§ **Task objective**
With the images removed, repeat the data below exactly.

────────

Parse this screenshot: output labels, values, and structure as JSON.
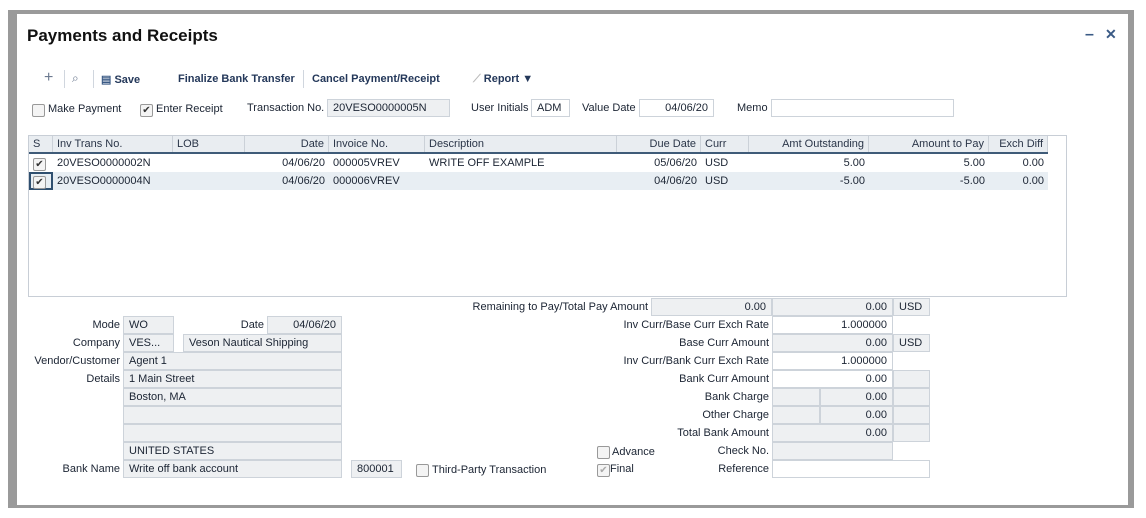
{
  "window": {
    "title": "Payments and Receipts",
    "minimize_icon": "minus-icon",
    "close_icon": "close-icon"
  },
  "toolbar": {
    "add_icon": "plus-icon",
    "search_icon": "search-icon",
    "save": "Save",
    "finalize": "Finalize Bank Transfer",
    "cancel": "Cancel Payment/Receipt",
    "report": "Report"
  },
  "options": {
    "make_payment": "Make Payment",
    "make_payment_checked": false,
    "enter_receipt": "Enter Receipt",
    "enter_receipt_checked": true,
    "transaction_no_label": "Transaction No.",
    "transaction_no": "20VESO0000005N",
    "user_initials_label": "User Initials",
    "user_initials": "ADM",
    "value_date_label": "Value Date",
    "value_date": "04/06/20",
    "memo_label": "Memo",
    "memo": ""
  },
  "grid": {
    "headers": [
      "S",
      "Inv Trans No.",
      "LOB",
      "Date",
      "Invoice No.",
      "Description",
      "Due Date",
      "Curr",
      "Amt Outstanding",
      "Amount to Pay",
      "Exch Diff"
    ],
    "rows": [
      {
        "selected": true,
        "inv_trans": "20VESO0000002N",
        "lob": "",
        "date": "04/06/20",
        "invoice": "000005VREV",
        "desc": "WRITE OFF EXAMPLE",
        "due": "05/06/20",
        "curr": "USD",
        "outstanding": "5.00",
        "to_pay": "5.00",
        "exch": "0.00"
      },
      {
        "selected": true,
        "inv_trans": "20VESO0000004N",
        "lob": "",
        "date": "04/06/20",
        "invoice": "000006VREV",
        "desc": "",
        "due": "04/06/20",
        "curr": "USD",
        "outstanding": "-5.00",
        "to_pay": "-5.00",
        "exch": "0.00"
      }
    ]
  },
  "details": {
    "mode_label": "Mode",
    "mode": "WO",
    "date_label": "Date",
    "date": "04/06/20",
    "company_label": "Company",
    "company_code": "VES...",
    "company_name": "Veson Nautical Shipping",
    "vendor_label": "Vendor/Customer",
    "vendor": "Agent 1",
    "details_label": "Details",
    "addr1": "1 Main Street",
    "addr2": "Boston, MA",
    "addr3": "",
    "addr4": "",
    "country": "UNITED STATES",
    "bank_label": "Bank Name",
    "bank": "Write off bank account",
    "bank_code": "800001",
    "third_party": "Third-Party Transaction"
  },
  "totals": {
    "remaining_label": "Remaining to Pay/Total Pay Amount",
    "remaining": "0.00",
    "total_pay": "0.00",
    "remaining_curr": "USD",
    "base_rate_label": "Inv Curr/Base Curr Exch Rate",
    "base_rate": "1.000000",
    "base_amt_label": "Base Curr Amount",
    "base_amt": "0.00",
    "base_curr": "USD",
    "bank_rate_label": "Inv Curr/Bank Curr Exch Rate",
    "bank_rate": "1.000000",
    "bank_amt_label": "Bank Curr Amount",
    "bank_amt": "0.00",
    "bank_charge_label": "Bank Charge",
    "bank_charge": "0.00",
    "other_charge_label": "Other Charge",
    "other_charge": "0.00",
    "total_bank_label": "Total Bank Amount",
    "total_bank": "0.00",
    "advance": "Advance",
    "final": "Final",
    "check_label": "Check No.",
    "check": "",
    "reference_label": "Reference",
    "reference": ""
  }
}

────────

§ **Solution to this task**
Parse this screenshot: output labels, values, and structure as JSON.
{
  "window": {
    "title": "Payments and Receipts",
    "minimize_icon": "minus-icon",
    "close_icon": "close-icon"
  },
  "toolbar": {
    "add_icon": "plus-icon",
    "search_icon": "search-icon",
    "save": "Save",
    "finalize": "Finalize Bank Transfer",
    "cancel": "Cancel Payment/Receipt",
    "report": "Report"
  },
  "options": {
    "make_payment": "Make Payment",
    "make_payment_checked": false,
    "enter_receipt": "Enter Receipt",
    "enter_receipt_checked": true,
    "transaction_no_label": "Transaction No.",
    "transaction_no": "20VESO0000005N",
    "user_initials_label": "User Initials",
    "user_initials": "ADM",
    "value_date_label": "Value Date",
    "value_date": "04/06/20",
    "memo_label": "Memo",
    "memo": ""
  },
  "grid": {
    "headers": [
      "S",
      "Inv Trans No.",
      "LOB",
      "Date",
      "Invoice No.",
      "Description",
      "Due Date",
      "Curr",
      "Amt Outstanding",
      "Amount to Pay",
      "Exch Diff"
    ],
    "rows": [
      {
        "selected": true,
        "inv_trans": "20VESO0000002N",
        "lob": "",
        "date": "04/06/20",
        "invoice": "000005VREV",
        "desc": "WRITE OFF EXAMPLE",
        "due": "05/06/20",
        "curr": "USD",
        "outstanding": "5.00",
        "to_pay": "5.00",
        "exch": "0.00"
      },
      {
        "selected": true,
        "inv_trans": "20VESO0000004N",
        "lob": "",
        "date": "04/06/20",
        "invoice": "000006VREV",
        "desc": "",
        "due": "04/06/20",
        "curr": "USD",
        "outstanding": "-5.00",
        "to_pay": "-5.00",
        "exch": "0.00"
      }
    ]
  },
  "details": {
    "mode_label": "Mode",
    "mode": "WO",
    "date_label": "Date",
    "date": "04/06/20",
    "company_label": "Company",
    "company_code": "VES...",
    "company_name": "Veson Nautical Shipping",
    "vendor_label": "Vendor/Customer",
    "vendor": "Agent 1",
    "details_label": "Details",
    "addr1": "1 Main Street",
    "addr2": "Boston, MA",
    "addr3": "",
    "addr4": "",
    "country": "UNITED STATES",
    "bank_label": "Bank Name",
    "bank": "Write off bank account",
    "bank_code": "800001",
    "third_party": "Third-Party Transaction"
  },
  "totals": {
    "remaining_label": "Remaining to Pay/Total Pay Amount",
    "remaining": "0.00",
    "total_pay": "0.00",
    "remaining_curr": "USD",
    "base_rate_label": "Inv Curr/Base Curr Exch Rate",
    "base_rate": "1.000000",
    "base_amt_label": "Base Curr Amount",
    "base_amt": "0.00",
    "base_curr": "USD",
    "bank_rate_label": "Inv Curr/Bank Curr Exch Rate",
    "bank_rate": "1.000000",
    "bank_amt_label": "Bank Curr Amount",
    "bank_amt": "0.00",
    "bank_charge_label": "Bank Charge",
    "bank_charge": "0.00",
    "other_charge_label": "Other Charge",
    "other_charge": "0.00",
    "total_bank_label": "Total Bank Amount",
    "total_bank": "0.00",
    "advance": "Advance",
    "final": "Final",
    "check_label": "Check No.",
    "check": "",
    "reference_label": "Reference",
    "reference": ""
  }
}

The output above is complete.